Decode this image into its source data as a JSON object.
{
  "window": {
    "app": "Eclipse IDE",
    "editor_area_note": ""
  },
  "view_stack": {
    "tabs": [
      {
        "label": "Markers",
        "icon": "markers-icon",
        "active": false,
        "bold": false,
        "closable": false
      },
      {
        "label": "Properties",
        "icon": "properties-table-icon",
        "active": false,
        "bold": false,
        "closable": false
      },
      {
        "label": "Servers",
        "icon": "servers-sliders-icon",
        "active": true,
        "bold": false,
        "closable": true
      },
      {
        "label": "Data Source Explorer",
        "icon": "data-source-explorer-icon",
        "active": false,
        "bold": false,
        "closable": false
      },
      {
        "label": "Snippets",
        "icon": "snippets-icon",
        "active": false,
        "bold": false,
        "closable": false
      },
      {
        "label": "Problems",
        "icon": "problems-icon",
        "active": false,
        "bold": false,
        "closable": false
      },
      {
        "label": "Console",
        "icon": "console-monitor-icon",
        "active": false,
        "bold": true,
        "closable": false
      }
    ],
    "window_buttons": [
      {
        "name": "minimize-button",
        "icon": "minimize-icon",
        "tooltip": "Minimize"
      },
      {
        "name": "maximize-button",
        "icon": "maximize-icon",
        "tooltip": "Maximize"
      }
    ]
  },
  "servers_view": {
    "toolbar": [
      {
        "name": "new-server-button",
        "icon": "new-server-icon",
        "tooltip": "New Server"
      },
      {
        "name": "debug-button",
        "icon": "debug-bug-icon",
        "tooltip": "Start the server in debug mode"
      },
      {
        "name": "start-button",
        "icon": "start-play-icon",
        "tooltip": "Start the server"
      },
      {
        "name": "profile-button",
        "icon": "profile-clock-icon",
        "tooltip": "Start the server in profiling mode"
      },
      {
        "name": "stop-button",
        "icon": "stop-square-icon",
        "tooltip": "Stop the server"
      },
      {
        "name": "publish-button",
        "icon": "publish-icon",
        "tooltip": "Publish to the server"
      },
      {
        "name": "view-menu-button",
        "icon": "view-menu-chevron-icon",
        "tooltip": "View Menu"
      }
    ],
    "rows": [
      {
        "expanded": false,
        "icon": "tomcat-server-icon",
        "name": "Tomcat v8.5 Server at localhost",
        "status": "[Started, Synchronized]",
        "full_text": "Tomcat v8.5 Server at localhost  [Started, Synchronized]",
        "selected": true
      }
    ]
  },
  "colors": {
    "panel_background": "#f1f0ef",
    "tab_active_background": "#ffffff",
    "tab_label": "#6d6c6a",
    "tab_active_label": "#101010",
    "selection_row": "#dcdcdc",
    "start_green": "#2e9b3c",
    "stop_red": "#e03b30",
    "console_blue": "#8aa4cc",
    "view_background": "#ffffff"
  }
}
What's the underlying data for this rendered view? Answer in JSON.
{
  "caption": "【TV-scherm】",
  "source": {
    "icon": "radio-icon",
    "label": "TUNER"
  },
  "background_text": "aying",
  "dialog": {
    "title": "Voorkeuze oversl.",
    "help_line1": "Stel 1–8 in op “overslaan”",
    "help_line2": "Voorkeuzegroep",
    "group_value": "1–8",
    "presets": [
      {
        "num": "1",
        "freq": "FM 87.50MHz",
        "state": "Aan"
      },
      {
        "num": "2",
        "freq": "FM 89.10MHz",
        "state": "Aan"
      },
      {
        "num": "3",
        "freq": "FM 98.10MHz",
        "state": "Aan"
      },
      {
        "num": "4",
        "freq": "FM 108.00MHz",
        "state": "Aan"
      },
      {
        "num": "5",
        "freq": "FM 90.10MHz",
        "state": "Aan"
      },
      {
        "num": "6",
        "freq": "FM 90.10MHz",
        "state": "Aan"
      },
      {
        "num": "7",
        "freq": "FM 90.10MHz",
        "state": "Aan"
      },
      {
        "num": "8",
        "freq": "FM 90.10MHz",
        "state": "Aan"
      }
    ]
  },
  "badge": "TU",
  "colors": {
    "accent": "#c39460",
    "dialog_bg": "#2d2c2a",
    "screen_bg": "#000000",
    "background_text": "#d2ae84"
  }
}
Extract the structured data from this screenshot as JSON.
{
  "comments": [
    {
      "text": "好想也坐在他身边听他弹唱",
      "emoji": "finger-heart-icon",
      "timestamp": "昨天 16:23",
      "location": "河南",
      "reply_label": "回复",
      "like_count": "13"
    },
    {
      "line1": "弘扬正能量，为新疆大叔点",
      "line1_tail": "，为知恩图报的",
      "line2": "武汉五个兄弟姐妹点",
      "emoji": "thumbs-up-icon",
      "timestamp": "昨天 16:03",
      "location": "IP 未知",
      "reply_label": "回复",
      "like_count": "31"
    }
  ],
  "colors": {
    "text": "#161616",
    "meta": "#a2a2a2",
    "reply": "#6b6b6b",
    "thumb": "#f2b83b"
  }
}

------------

**Work required:**
All of the material above needs to be retyped word for word.

**Exercise result:**
Decode this image into its source data as a JSON object.
{
  "window": {
    "app": "Eclipse IDE",
    "editor_area_note": ""
  },
  "view_stack": {
    "tabs": [
      {
        "label": "Markers",
        "icon": "markers-icon",
        "active": false,
        "bold": false,
        "closable": false
      },
      {
        "label": "Properties",
        "icon": "properties-table-icon",
        "active": false,
        "bold": false,
        "closable": false
      },
      {
        "label": "Servers",
        "icon": "servers-sliders-icon",
        "active": true,
        "bold": false,
        "closable": true
      },
      {
        "label": "Data Source Explorer",
        "icon": "data-source-explorer-icon",
        "active": false,
        "bold": false,
        "closable": false
      },
      {
        "label": "Snippets",
        "icon": "snippets-icon",
        "active": false,
        "bold": false,
        "closable": false
      },
      {
        "label": "Problems",
        "icon": "problems-icon",
        "active": false,
        "bold": false,
        "closable": false
      },
      {
        "label": "Console",
        "icon": "console-monitor-icon",
        "active": false,
        "bold": true,
        "closable": false
      }
    ],
    "window_buttons": [
      {
        "name": "minimize-button",
        "icon": "minimize-icon",
        "tooltip": "Minimize"
      },
      {
        "name": "maximize-button",
        "icon": "maximize-icon",
        "tooltip": "Maximize"
      }
    ]
  },
  "servers_view": {
    "toolbar": [
      {
        "name": "new-server-button",
        "icon": "new-server-icon",
        "tooltip": "New Server"
      },
      {
        "name": "debug-button",
        "icon": "debug-bug-icon",
        "tooltip": "Start the server in debug mode"
      },
      {
        "name": "start-button",
        "icon": "start-play-icon",
        "tooltip": "Start the server"
      },
      {
        "name": "profile-button",
        "icon": "profile-clock-icon",
        "tooltip": "Start the server in profiling mode"
      },
      {
        "name": "stop-button",
        "icon": "stop-square-icon",
        "tooltip": "Stop the server"
      },
      {
        "name": "publish-button",
        "icon": "publish-icon",
        "tooltip": "Publish to the server"
      },
      {
        "name": "view-menu-button",
        "icon": "view-menu-chevron-icon",
        "tooltip": "View Menu"
      }
    ],
    "rows": [
      {
        "expanded": false,
        "icon": "tomcat-server-icon",
        "name": "Tomcat v8.5 Server at localhost",
        "status": "[Started, Synchronized]",
        "full_text": "Tomcat v8.5 Server at localhost  [Started, Synchronized]",
        "selected": true
      }
    ]
  },
  "colors": {
    "panel_background": "#f1f0ef",
    "tab_active_background": "#ffffff",
    "tab_label": "#6d6c6a",
    "tab_active_label": "#101010",
    "selection_row": "#dcdcdc",
    "start_green": "#2e9b3c",
    "stop_red": "#e03b30",
    "console_blue": "#8aa4cc",
    "view_background": "#ffffff"
  }
}
What's the underlying data for this rendered view? Answer in JSON.
{
  "caption": "【TV-scherm】",
  "source": {
    "icon": "radio-icon",
    "label": "TUNER"
  },
  "background_text": "aying",
  "dialog": {
    "title": "Voorkeuze oversl.",
    "help_line1": "Stel 1–8 in op “overslaan”",
    "help_line2": "Voorkeuzegroep",
    "group_value": "1–8",
    "presets": [
      {
        "num": "1",
        "freq": "FM 87.50MHz",
        "state": "Aan"
      },
      {
        "num": "2",
        "freq": "FM 89.10MHz",
        "state": "Aan"
      },
      {
        "num": "3",
        "freq": "FM 98.10MHz",
        "state": "Aan"
      },
      {
        "num": "4",
        "freq": "FM 108.00MHz",
        "state": "Aan"
      },
      {
        "num": "5",
        "freq": "FM 90.10MHz",
        "state": "Aan"
      },
      {
        "num": "6",
        "freq": "FM 90.10MHz",
        "state": "Aan"
      },
      {
        "num": "7",
        "freq": "FM 90.10MHz",
        "state": "Aan"
      },
      {
        "num": "8",
        "freq": "FM 90.10MHz",
        "state": "Aan"
      }
    ]
  },
  "badge": "TU",
  "colors": {
    "accent": "#c39460",
    "dialog_bg": "#2d2c2a",
    "screen_bg": "#000000",
    "background_text": "#d2ae84"
  }
}
Extract the structured data from this screenshot as JSON.
{
  "comments": [
    {
      "text": "好想也坐在他身边听他弹唱",
      "emoji": "finger-heart-icon",
      "timestamp": "昨天 16:23",
      "location": "河南",
      "reply_label": "回复",
      "like_count": "13"
    },
    {
      "line1": "弘扬正能量，为新疆大叔点",
      "line1_tail": "，为知恩图报的",
      "line2": "武汉五个兄弟姐妹点",
      "emoji": "thumbs-up-icon",
      "timestamp": "昨天 16:03",
      "location": "IP 未知",
      "reply_label": "回复",
      "like_count": "31"
    }
  ],
  "colors": {
    "text": "#161616",
    "meta": "#a2a2a2",
    "reply": "#6b6b6b",
    "thumb": "#f2b83b"
  }
}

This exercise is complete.